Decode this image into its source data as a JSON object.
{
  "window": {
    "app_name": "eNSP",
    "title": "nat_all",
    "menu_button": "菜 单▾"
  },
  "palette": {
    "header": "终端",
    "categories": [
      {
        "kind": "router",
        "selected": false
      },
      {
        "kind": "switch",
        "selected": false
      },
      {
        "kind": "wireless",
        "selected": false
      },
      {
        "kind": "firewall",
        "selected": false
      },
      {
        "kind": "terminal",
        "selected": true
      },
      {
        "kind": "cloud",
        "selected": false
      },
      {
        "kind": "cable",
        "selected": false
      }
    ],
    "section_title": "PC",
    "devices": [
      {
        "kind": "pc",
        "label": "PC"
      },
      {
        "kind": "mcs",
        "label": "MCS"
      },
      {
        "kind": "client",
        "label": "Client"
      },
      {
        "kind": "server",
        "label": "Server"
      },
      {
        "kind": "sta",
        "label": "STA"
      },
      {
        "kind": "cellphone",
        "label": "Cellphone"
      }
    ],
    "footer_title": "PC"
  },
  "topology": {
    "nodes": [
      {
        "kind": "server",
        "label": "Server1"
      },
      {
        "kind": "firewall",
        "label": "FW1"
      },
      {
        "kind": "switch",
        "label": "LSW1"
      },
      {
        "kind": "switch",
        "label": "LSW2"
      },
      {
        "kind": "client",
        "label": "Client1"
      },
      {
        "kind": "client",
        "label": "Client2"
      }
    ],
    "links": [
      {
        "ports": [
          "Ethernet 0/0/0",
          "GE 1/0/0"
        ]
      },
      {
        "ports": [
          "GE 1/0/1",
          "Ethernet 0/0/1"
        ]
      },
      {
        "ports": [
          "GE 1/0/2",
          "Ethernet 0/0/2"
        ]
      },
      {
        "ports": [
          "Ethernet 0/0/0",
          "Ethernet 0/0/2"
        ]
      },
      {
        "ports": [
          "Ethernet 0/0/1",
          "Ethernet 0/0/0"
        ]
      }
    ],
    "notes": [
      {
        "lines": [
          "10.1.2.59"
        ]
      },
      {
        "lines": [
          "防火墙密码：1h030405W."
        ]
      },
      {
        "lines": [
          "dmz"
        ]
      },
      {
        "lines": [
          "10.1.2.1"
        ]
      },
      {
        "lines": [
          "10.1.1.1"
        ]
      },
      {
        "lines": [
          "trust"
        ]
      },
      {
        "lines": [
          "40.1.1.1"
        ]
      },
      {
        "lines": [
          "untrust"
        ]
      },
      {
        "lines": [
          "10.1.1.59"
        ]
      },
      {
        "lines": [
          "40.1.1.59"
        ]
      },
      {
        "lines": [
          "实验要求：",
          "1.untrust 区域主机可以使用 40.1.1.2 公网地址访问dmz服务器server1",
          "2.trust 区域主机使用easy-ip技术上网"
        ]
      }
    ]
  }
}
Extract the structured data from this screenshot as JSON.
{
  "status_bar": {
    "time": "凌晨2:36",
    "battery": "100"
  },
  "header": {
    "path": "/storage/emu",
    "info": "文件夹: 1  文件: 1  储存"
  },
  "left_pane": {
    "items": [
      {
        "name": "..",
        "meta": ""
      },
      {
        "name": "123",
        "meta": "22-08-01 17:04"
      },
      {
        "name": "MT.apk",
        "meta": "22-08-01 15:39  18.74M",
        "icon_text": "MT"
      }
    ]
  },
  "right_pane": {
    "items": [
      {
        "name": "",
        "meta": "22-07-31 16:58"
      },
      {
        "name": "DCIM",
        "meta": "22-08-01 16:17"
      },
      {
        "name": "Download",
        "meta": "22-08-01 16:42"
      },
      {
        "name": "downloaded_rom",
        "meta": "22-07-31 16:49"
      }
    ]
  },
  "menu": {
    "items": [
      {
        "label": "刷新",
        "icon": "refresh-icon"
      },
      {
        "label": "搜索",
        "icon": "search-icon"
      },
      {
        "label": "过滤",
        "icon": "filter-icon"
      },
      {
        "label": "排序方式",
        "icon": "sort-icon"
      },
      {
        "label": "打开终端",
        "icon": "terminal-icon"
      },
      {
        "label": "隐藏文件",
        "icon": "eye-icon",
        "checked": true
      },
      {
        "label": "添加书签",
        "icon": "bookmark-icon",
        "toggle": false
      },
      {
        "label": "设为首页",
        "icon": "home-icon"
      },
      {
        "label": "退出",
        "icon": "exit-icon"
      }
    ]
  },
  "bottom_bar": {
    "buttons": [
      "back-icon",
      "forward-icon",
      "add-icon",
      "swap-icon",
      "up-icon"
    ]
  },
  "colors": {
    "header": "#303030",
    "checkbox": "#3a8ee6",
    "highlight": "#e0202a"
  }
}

══════════════════════════════

■ STATED TASK ■
Make an exact copy of the material above.

■ EXPECTED ANSWER ■
Decode this image into its source data as a JSON object.
{
  "window": {
    "app_name": "eNSP",
    "title": "nat_all",
    "menu_button": "菜 单▾"
  },
  "palette": {
    "header": "终端",
    "categories": [
      {
        "kind": "router",
        "selected": false
      },
      {
        "kind": "switch",
        "selected": false
      },
      {
        "kind": "wireless",
        "selected": false
      },
      {
        "kind": "firewall",
        "selected": false
      },
      {
        "kind": "terminal",
        "selected": true
      },
      {
        "kind": "cloud",
        "selected": false
      },
      {
        "kind": "cable",
        "selected": false
      }
    ],
    "section_title": "PC",
    "devices": [
      {
        "kind": "pc",
        "label": "PC"
      },
      {
        "kind": "mcs",
        "label": "MCS"
      },
      {
        "kind": "client",
        "label": "Client"
      },
      {
        "kind": "server",
        "label": "Server"
      },
      {
        "kind": "sta",
        "label": "STA"
      },
      {
        "kind": "cellphone",
        "label": "Cellphone"
      }
    ],
    "footer_title": "PC"
  },
  "topology": {
    "nodes": [
      {
        "kind": "server",
        "label": "Server1"
      },
      {
        "kind": "firewall",
        "label": "FW1"
      },
      {
        "kind": "switch",
        "label": "LSW1"
      },
      {
        "kind": "switch",
        "label": "LSW2"
      },
      {
        "kind": "client",
        "label": "Client1"
      },
      {
        "kind": "client",
        "label": "Client2"
      }
    ],
    "links": [
      {
        "ports": [
          "Ethernet 0/0/0",
          "GE 1/0/0"
        ]
      },
      {
        "ports": [
          "GE 1/0/1",
          "Ethernet 0/0/1"
        ]
      },
      {
        "ports": [
          "GE 1/0/2",
          "Ethernet 0/0/2"
        ]
      },
      {
        "ports": [
          "Ethernet 0/0/0",
          "Ethernet 0/0/2"
        ]
      },
      {
        "ports": [
          "Ethernet 0/0/1",
          "Ethernet 0/0/0"
        ]
      }
    ],
    "notes": [
      {
        "lines": [
          "10.1.2.59"
        ]
      },
      {
        "lines": [
          "防火墙密码：1h030405W."
        ]
      },
      {
        "lines": [
          "dmz"
        ]
      },
      {
        "lines": [
          "10.1.2.1"
        ]
      },
      {
        "lines": [
          "10.1.1.1"
        ]
      },
      {
        "lines": [
          "trust"
        ]
      },
      {
        "lines": [
          "40.1.1.1"
        ]
      },
      {
        "lines": [
          "untrust"
        ]
      },
      {
        "lines": [
          "10.1.1.59"
        ]
      },
      {
        "lines": [
          "40.1.1.59"
        ]
      },
      {
        "lines": [
          "实验要求：",
          "1.untrust 区域主机可以使用 40.1.1.2 公网地址访问dmz服务器server1",
          "2.trust 区域主机使用easy-ip技术上网"
        ]
      }
    ]
  }
}
Extract the structured data from this screenshot as JSON.
{
  "status_bar": {
    "time": "凌晨2:36",
    "battery": "100"
  },
  "header": {
    "path": "/storage/emu",
    "info": "文件夹: 1  文件: 1  储存"
  },
  "left_pane": {
    "items": [
      {
        "name": "..",
        "meta": ""
      },
      {
        "name": "123",
        "meta": "22-08-01 17:04"
      },
      {
        "name": "MT.apk",
        "meta": "22-08-01 15:39  18.74M",
        "icon_text": "MT"
      }
    ]
  },
  "right_pane": {
    "items": [
      {
        "name": "",
        "meta": "22-07-31 16:58"
      },
      {
        "name": "DCIM",
        "meta": "22-08-01 16:17"
      },
      {
        "name": "Download",
        "meta": "22-08-01 16:42"
      },
      {
        "name": "downloaded_rom",
        "meta": "22-07-31 16:49"
      }
    ]
  },
  "menu": {
    "items": [
      {
        "label": "刷新",
        "icon": "refresh-icon"
      },
      {
        "label": "搜索",
        "icon": "search-icon"
      },
      {
        "label": "过滤",
        "icon": "filter-icon"
      },
      {
        "label": "排序方式",
        "icon": "sort-icon"
      },
      {
        "label": "打开终端",
        "icon": "terminal-icon"
      },
      {
        "label": "隐藏文件",
        "icon": "eye-icon",
        "checked": true
      },
      {
        "label": "添加书签",
        "icon": "bookmark-icon",
        "toggle": false
      },
      {
        "label": "设为首页",
        "icon": "home-icon"
      },
      {
        "label": "退出",
        "icon": "exit-icon"
      }
    ]
  },
  "bottom_bar": {
    "buttons": [
      "back-icon",
      "forward-icon",
      "add-icon",
      "swap-icon",
      "up-icon"
    ]
  },
  "colors": {
    "header": "#303030",
    "checkbox": "#3a8ee6",
    "highlight": "#e0202a"
  }
}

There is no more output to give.